— start of Data listing —
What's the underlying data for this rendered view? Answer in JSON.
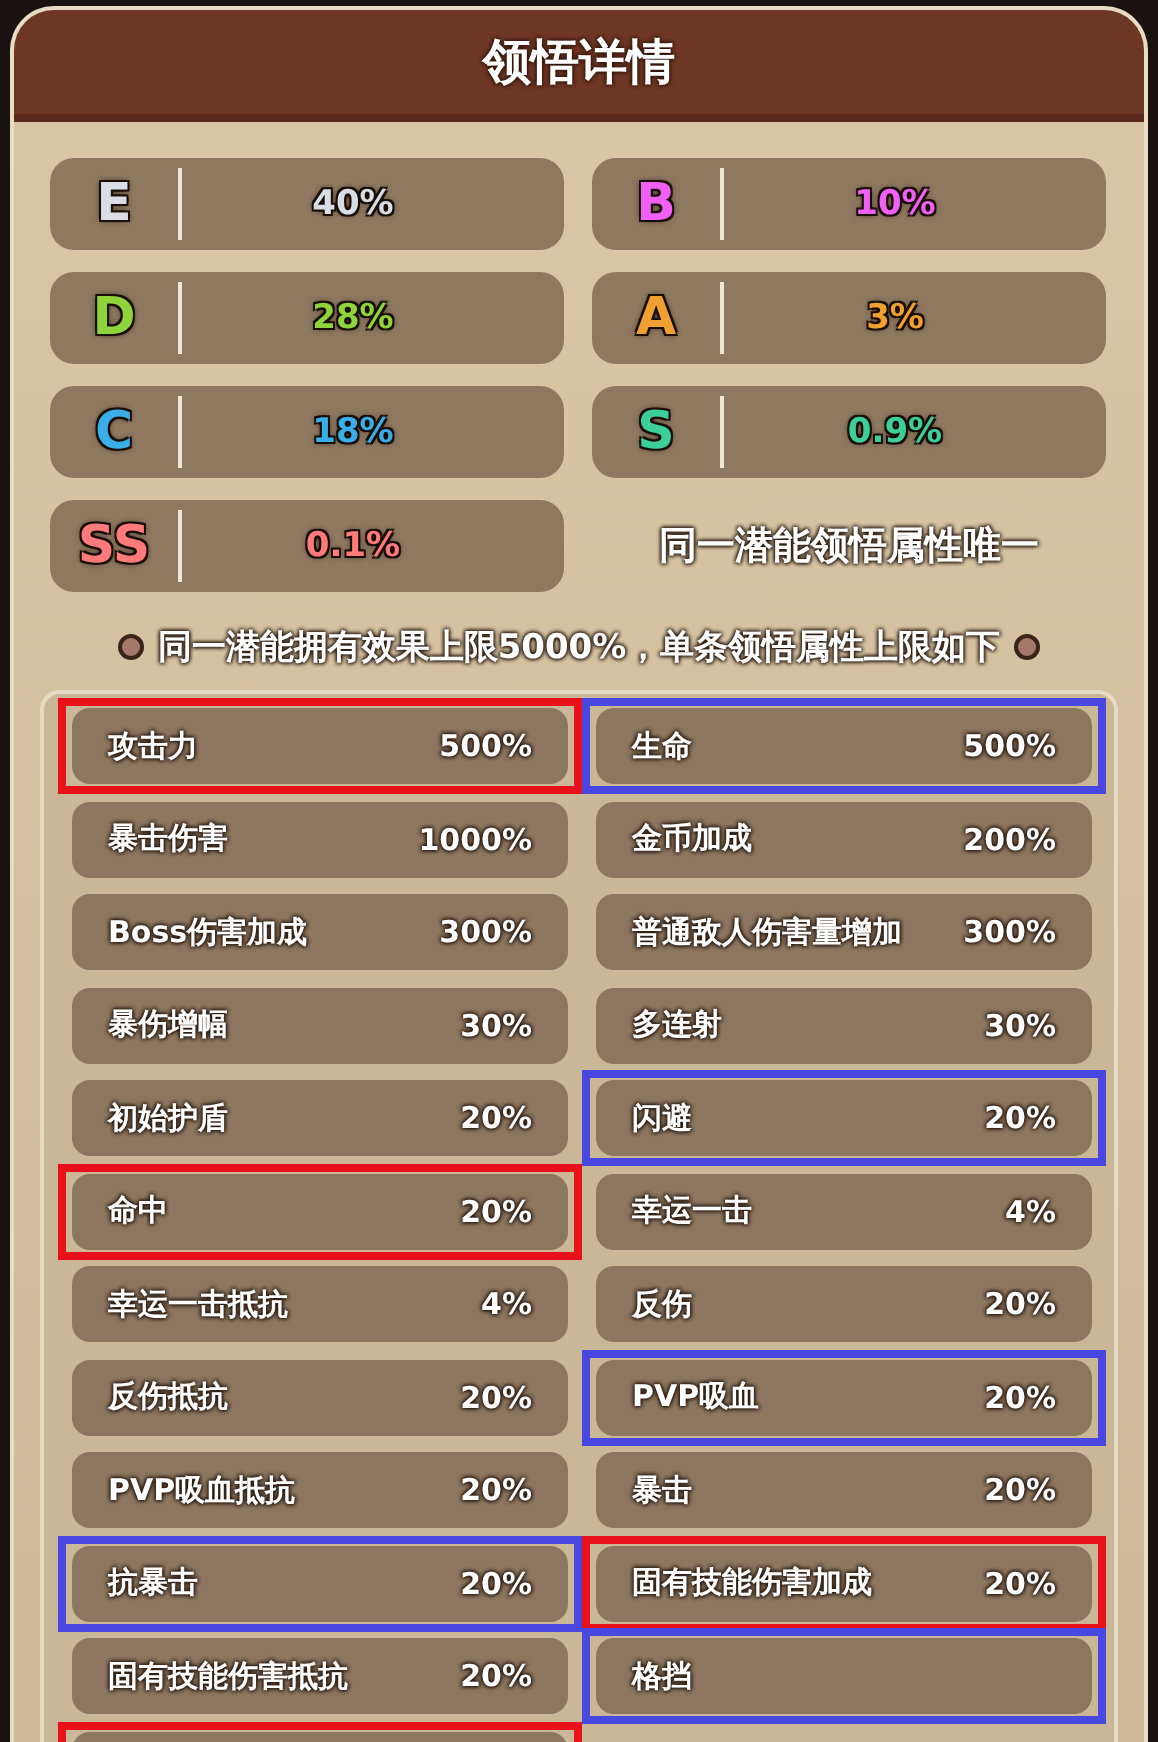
{
  "title": "领悟详情",
  "grades": [
    {
      "grade": "E",
      "chance": "40%",
      "color": "#d8dde6"
    },
    {
      "grade": "B",
      "chance": "10%",
      "color": "#f060f4"
    },
    {
      "grade": "D",
      "chance": "28%",
      "color": "#8fd43a"
    },
    {
      "grade": "A",
      "chance": "3%",
      "color": "#f0a030"
    },
    {
      "grade": "C",
      "chance": "18%",
      "color": "#3aaee8"
    },
    {
      "grade": "S",
      "chance": "0.9%",
      "color": "#3ccf9a"
    },
    {
      "grade": "SS",
      "chance": "0.1%",
      "color": "#ff7a7a"
    }
  ],
  "grade_note": "同一潜能领悟属性唯一",
  "limit_note": "同一潜能拥有效果上限5000%，单条领悟属性上限如下",
  "attributes": [
    {
      "name": "攻击力",
      "limit": "500%",
      "highlighted": true,
      "color": "#e8101a"
    },
    {
      "name": "生命",
      "limit": "500%",
      "highlighted": true,
      "color": "#4848e0"
    },
    {
      "name": "暴击伤害",
      "limit": "1000%",
      "highlighted": false
    },
    {
      "name": "金币加成",
      "limit": "200%",
      "highlighted": false
    },
    {
      "name": "Boss伤害加成",
      "limit": "300%",
      "highlighted": false
    },
    {
      "name": "普通敌人伤害量增加",
      "limit": "300%",
      "highlighted": false
    },
    {
      "name": "暴伤增幅",
      "limit": "30%",
      "highlighted": false
    },
    {
      "name": "多连射",
      "limit": "30%",
      "highlighted": false
    },
    {
      "name": "初始护盾",
      "limit": "20%",
      "highlighted": false
    },
    {
      "name": "闪避",
      "limit": "20%",
      "highlighted": true,
      "color": "#4848e0"
    },
    {
      "name": "命中",
      "limit": "20%",
      "highlighted": true,
      "color": "#e8101a"
    },
    {
      "name": "幸运一击",
      "limit": "4%",
      "highlighted": false
    },
    {
      "name": "幸运一击抵抗",
      "limit": "4%",
      "highlighted": false
    },
    {
      "name": "反伤",
      "limit": "20%",
      "highlighted": false
    },
    {
      "name": "反伤抵抗",
      "limit": "20%",
      "highlighted": false
    },
    {
      "name": "PVP吸血",
      "limit": "20%",
      "highlighted": true,
      "color": "#4848e0"
    },
    {
      "name": "PVP吸血抵抗",
      "limit": "20%",
      "highlighted": false
    },
    {
      "name": "暴击",
      "limit": "20%",
      "highlighted": false
    },
    {
      "name": "抗暴击",
      "limit": "20%",
      "highlighted": true,
      "color": "#4848e0"
    },
    {
      "name": "固有技能伤害加成",
      "limit": "20%",
      "highlighted": true,
      "color": "#e8101a"
    },
    {
      "name": "固有技能伤害抵抗",
      "limit": "20%",
      "highlighted": false
    },
    {
      "name": "格挡",
      "highlighted": true,
      "color": "#4848e0"
    },
    {
      "highlighted": true,
      "color": "#e8101a"
    }
  ]
}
— end of Data listing —
▸ **Objective**
Retype the records exactly. Any image in them should not appear in what you write.

▸ **Completed exercise**
What's the underlying data for this rendered view? Answer in JSON.
{
  "title": "领悟详情",
  "grades": [
    {
      "grade": "E",
      "chance": "40%",
      "color": "#d8dde6"
    },
    {
      "grade": "B",
      "chance": "10%",
      "color": "#f060f4"
    },
    {
      "grade": "D",
      "chance": "28%",
      "color": "#8fd43a"
    },
    {
      "grade": "A",
      "chance": "3%",
      "color": "#f0a030"
    },
    {
      "grade": "C",
      "chance": "18%",
      "color": "#3aaee8"
    },
    {
      "grade": "S",
      "chance": "0.9%",
      "color": "#3ccf9a"
    },
    {
      "grade": "SS",
      "chance": "0.1%",
      "color": "#ff7a7a"
    }
  ],
  "grade_note": "同一潜能领悟属性唯一",
  "limit_note": "同一潜能拥有效果上限5000%，单条领悟属性上限如下",
  "attributes": [
    {
      "name": "攻击力",
      "limit": "500%",
      "highlighted": true,
      "color": "#e8101a"
    },
    {
      "name": "生命",
      "limit": "500%",
      "highlighted": true,
      "color": "#4848e0"
    },
    {
      "name": "暴击伤害",
      "limit": "1000%",
      "highlighted": false
    },
    {
      "name": "金币加成",
      "limit": "200%",
      "highlighted": false
    },
    {
      "name": "Boss伤害加成",
      "limit": "300%",
      "highlighted": false
    },
    {
      "name": "普通敌人伤害量增加",
      "limit": "300%",
      "highlighted": false
    },
    {
      "name": "暴伤增幅",
      "limit": "30%",
      "highlighted": false
    },
    {
      "name": "多连射",
      "limit": "30%",
      "highlighted": false
    },
    {
      "name": "初始护盾",
      "limit": "20%",
      "highlighted": false
    },
    {
      "name": "闪避",
      "limit": "20%",
      "highlighted": true,
      "color": "#4848e0"
    },
    {
      "name": "命中",
      "limit": "20%",
      "highlighted": true,
      "color": "#e8101a"
    },
    {
      "name": "幸运一击",
      "limit": "4%",
      "highlighted": false
    },
    {
      "name": "幸运一击抵抗",
      "limit": "4%",
      "highlighted": false
    },
    {
      "name": "反伤",
      "limit": "20%",
      "highlighted": false
    },
    {
      "name": "反伤抵抗",
      "limit": "20%",
      "highlighted": false
    },
    {
      "name": "PVP吸血",
      "limit": "20%",
      "highlighted": true,
      "color": "#4848e0"
    },
    {
      "name": "PVP吸血抵抗",
      "limit": "20%",
      "highlighted": false
    },
    {
      "name": "暴击",
      "limit": "20%",
      "highlighted": false
    },
    {
      "name": "抗暴击",
      "limit": "20%",
      "highlighted": true,
      "color": "#4848e0"
    },
    {
      "name": "固有技能伤害加成",
      "limit": "20%",
      "highlighted": true,
      "color": "#e8101a"
    },
    {
      "name": "固有技能伤害抵抗",
      "limit": "20%",
      "highlighted": false
    },
    {
      "name": "格挡",
      "highlighted": true,
      "color": "#4848e0"
    },
    {
      "highlighted": true,
      "color": "#e8101a"
    }
  ]
}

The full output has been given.